### What to do
Leave out the pictures and copy the remaining records exactly.

### Items listed in a dataset
— BEGIN —
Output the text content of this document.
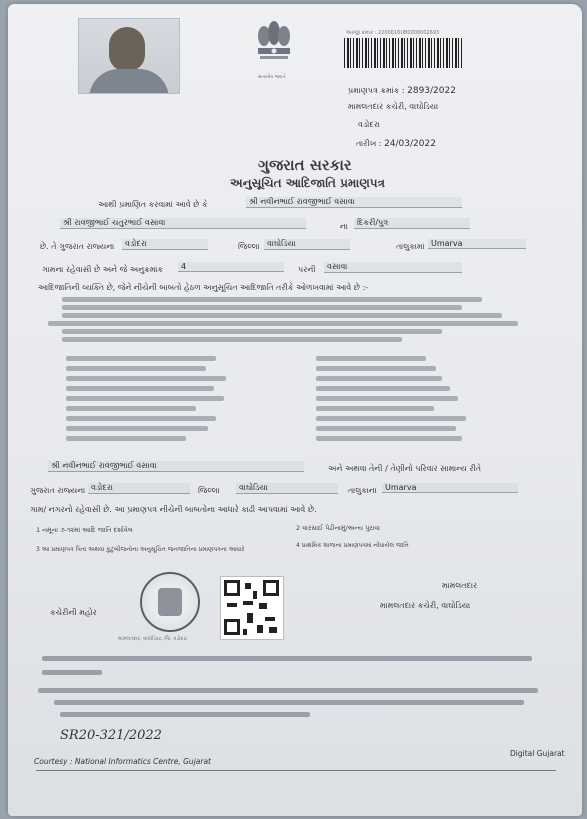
સત્યમેવ જયતે
અરજી ક્રમાંક : 2200016UB0000002693
પ્રમાણપત્ર ક્રમાંક : 2893/2022
મામલતદાર કચેરી, વાઘોડિયા
વડોદરા
તારીખ : 24/03/2022
ગુજરાત સરકાર
અનુસૂચિત આદિજાતિ પ્રમાણપત્ર
આથી પ્રમાણિત કરવામાં આવે છે કે	શ્રી નવીનભાઈ રાવજીભાઈ વસાવા
શ્રી રાવજીભાઈ ચતુરભાઈ વસાવા	ના	દિકરી/પુત્ર
છે. તે ગુજરાત રાજ્યના	વડોદરા	જિલ્લા વાઘોડિયા	તાલુકામાં Umarva
ગામના રહેવાસી છે અને જે અનુક્રમાંક	4	પરની	વસાવા
આદિજાતિની વ્યક્તિ છે, જેને નીચેની બાબતો હેઠળ અનુસૂચિત આદિજાતિ તરીકે ઓળખવામાં આવે છે :-
શ્રી નવીનભાઈ રાવજીભાઈ વસાવા	અને અથવા તેની / તેણીનો પરિવાર સામાન્ય રીતે
ગુજરાત રાજ્યના વડોદરા	જિલ્લા	વાઘોડિયા	તાલુકાના	Umarva
ગામ/ નગરનો રહેવાસી છે. આ પ્રમાણપત્ર નીચેની બાબતોના આધારે કાઢી આપવામાં આવે છે.
1 નમૂના ૭-૧૨માં આદિ જાતિ દર્શાવેલ	2 વારસાઈ પેઢીનામું/અન્ય પુરાવા
3 આ પ્રમાણપત્ર પિતા અથવા કુટુંબીજનોના અનુસૂચિત જનજાતિના પ્રમાણપત્રના આધારે
4 પ્રાથમિક શાળાના પ્રમાણપત્રમાં નોંધાયેલ જાતિ
મામલતદાર, વાઘોડિયા, જિ. વડોદરા
કચેરીની મહોર
મામલતદાર
મામલતદાર કચેરી, વાઘોડિયા
SR20-321/2022
Courtesy : National Informatics Centre, Gujarat
Digital Gujarat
— END —
### Result for this task
Output the text content of this document.
સત્યમેવ જયતે
અરજી ક્રમાંક : 2200016UB0000002693
પ્રમાણપત્ર ક્રમાંક : 2893/2022
મામલતદાર કચેરી, વાઘોડિયા
વડોદરા
તારીખ : 24/03/2022
ગુજરાત સરકાર
અનુસૂચિત આદિજાતિ પ્રમાણપત્ર
આથી પ્રમાણિત કરવામાં આવે છે કે	શ્રી નવીનભાઈ રાવજીભાઈ વસાવા
શ્રી રાવજીભાઈ ચતુરભાઈ વસાવા	ના	દિકરી/પુત્ર
છે. તે ગુજરાત રાજ્યના	વડોદરા	જિલ્લા વાઘોડિયા	તાલુકામાં Umarva
ગામના રહેવાસી છે અને જે અનુક્રમાંક	4	પરની	વસાવા
આદિજાતિની વ્યક્તિ છે, જેને નીચેની બાબતો હેઠળ અનુસૂચિત આદિજાતિ તરીકે ઓળખવામાં આવે છે :-
શ્રી નવીનભાઈ રાવજીભાઈ વસાવા	અને અથવા તેની / તેણીનો પરિવાર સામાન્ય રીતે
ગુજરાત રાજ્યના વડોદરા	જિલ્લા	વાઘોડિયા	તાલુકાના	Umarva
ગામ/ નગરનો રહેવાસી છે. આ પ્રમાણપત્ર નીચેની બાબતોના આધારે કાઢી આપવામાં આવે છે.
1 નમૂના ૭-૧૨માં આદિ જાતિ દર્શાવેલ	2 વારસાઈ પેઢીનામું/અન્ય પુરાવા
3 આ પ્રમાણપત્ર પિતા અથવા કુટુંબીજનોના અનુસૂચિત જનજાતિના પ્રમાણપત્રના આધારે
4 પ્રાથમિક શાળાના પ્રમાણપત્રમાં નોંધાયેલ જાતિ
મામલતદાર, વાઘોડિયા, જિ. વડોદરા
કચેરીની મહોર
મામલતદાર
મામલતદાર કચેરી, વાઘોડિયા
SR20-321/2022
Courtesy : National Informatics Centre, Gujarat
Digital Gujarat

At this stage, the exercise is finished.